## TASK STATEMENT
Lines containing the string "account" are to be collected in full.

## Extracted records
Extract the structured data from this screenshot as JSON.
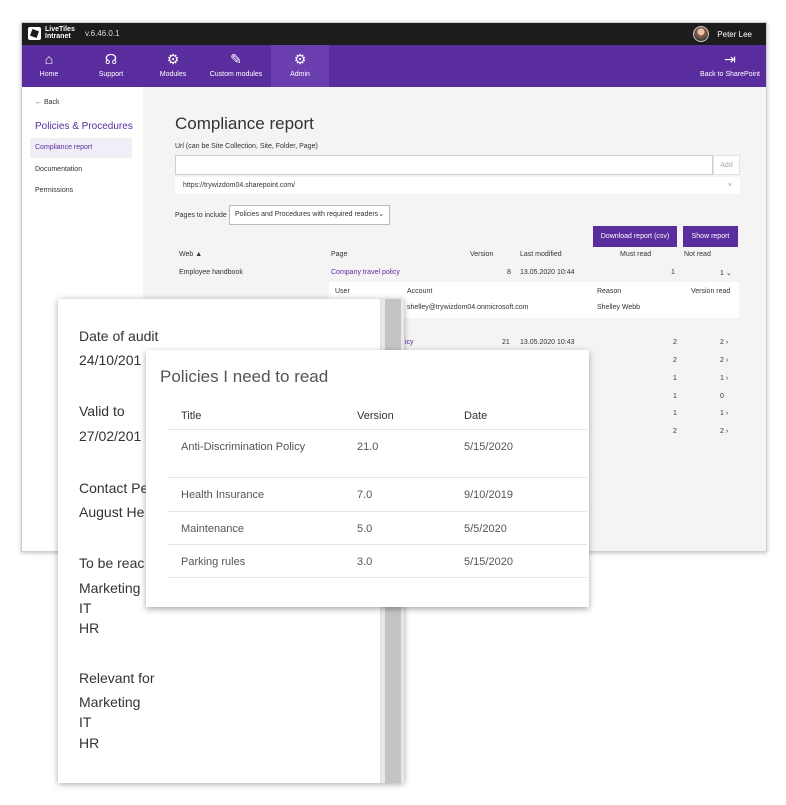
{
  "topbar": {
    "logo_text_1": "LiveTiles",
    "logo_text_2": "Intranet",
    "version": "v.6.46.0.1",
    "user_name": "Peter Lee"
  },
  "nav": {
    "items": [
      {
        "label": "Home",
        "icon": "⌂"
      },
      {
        "label": "Support",
        "icon": "☊"
      },
      {
        "label": "Modules",
        "icon": "⚙"
      },
      {
        "label": "Custom modules",
        "icon": "✎"
      },
      {
        "label": "Admin",
        "icon": "⚙"
      }
    ],
    "back_to_sharepoint": "Back to SharePoint",
    "back_icon": "⇥"
  },
  "sidebar": {
    "back": "Back",
    "title": "Policies & Procedures",
    "items": [
      "Compliance report",
      "Documentation",
      "Permissions"
    ]
  },
  "report": {
    "title": "Compliance report",
    "url_label": "Url (can be Site Collection, Site, Folder, Page)",
    "url_value": "",
    "add_label": "Add",
    "url_chip": "https://trywizdom04.sharepoint.com/",
    "url_chip_remove": "×",
    "pages_label": "Pages to include",
    "pages_select": "Policies and Procedures with required readers",
    "download_label": "Download report (csv)",
    "show_label": "Show report",
    "columns": {
      "web": "Web",
      "page": "Page",
      "version": "Version",
      "last_modified": "Last modified",
      "must_read": "Must read",
      "not_read": "Not read"
    },
    "row1": {
      "web": "Employee handbook",
      "page": "Company travel policy",
      "version": "8",
      "last_modified": "13.05.2020 10:44",
      "must_read": "1",
      "not_read": "1"
    },
    "detail": {
      "columns": {
        "user": "User",
        "account": "Account",
        "reason": "Reason",
        "version_read": "Version read"
      },
      "account": "shelley@trywizdom04.onmicrosoft.com",
      "reason": "Shelley Webb"
    },
    "row2": {
      "page_partial": "icy",
      "version": "21",
      "last_modified": "13.05.2020 10:43",
      "must_read": "2",
      "not_read": "2"
    },
    "more_rows": [
      {
        "must_read": "2",
        "not_read": "2"
      },
      {
        "must_read": "1",
        "not_read": "1"
      },
      {
        "must_read": "1",
        "not_read": "0"
      },
      {
        "must_read": "1",
        "not_read": "1"
      },
      {
        "must_read": "2",
        "not_read": "2"
      }
    ]
  },
  "doc": {
    "date_of_audit_label": "Date of audit",
    "date_of_audit_value": "24/10/201",
    "valid_to_label": "Valid to",
    "valid_to_value": "27/02/201",
    "contact_label": "Contact Pe",
    "contact_value": "August He",
    "to_be_read_label": "To be reac",
    "to_be_read_values": [
      "Marketing",
      "IT",
      "HR"
    ],
    "relevant_for_label": "Relevant for",
    "relevant_for_values": [
      "Marketing",
      "IT",
      "HR"
    ]
  },
  "policies": {
    "title": "Policies I need to read",
    "columns": {
      "title": "Title",
      "version": "Version",
      "date": "Date"
    },
    "rows": [
      {
        "title": "Anti-Discrimination Policy",
        "version": "21.0",
        "date": "5/15/2020"
      },
      {
        "title": "Health Insurance",
        "version": "7.0",
        "date": "9/10/2019"
      },
      {
        "title": "Maintenance",
        "version": "5.0",
        "date": "5/5/2020"
      },
      {
        "title": "Parking rules",
        "version": "3.0",
        "date": "5/15/2020"
      }
    ]
  },
  "colors": {
    "brand": "#5a2d9e",
    "topbar": "#1c1c1c"
  }
}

## THE RESULT
        "account": "Account",
      "account": "shelley@trywizdom04.onmicrosoft.com",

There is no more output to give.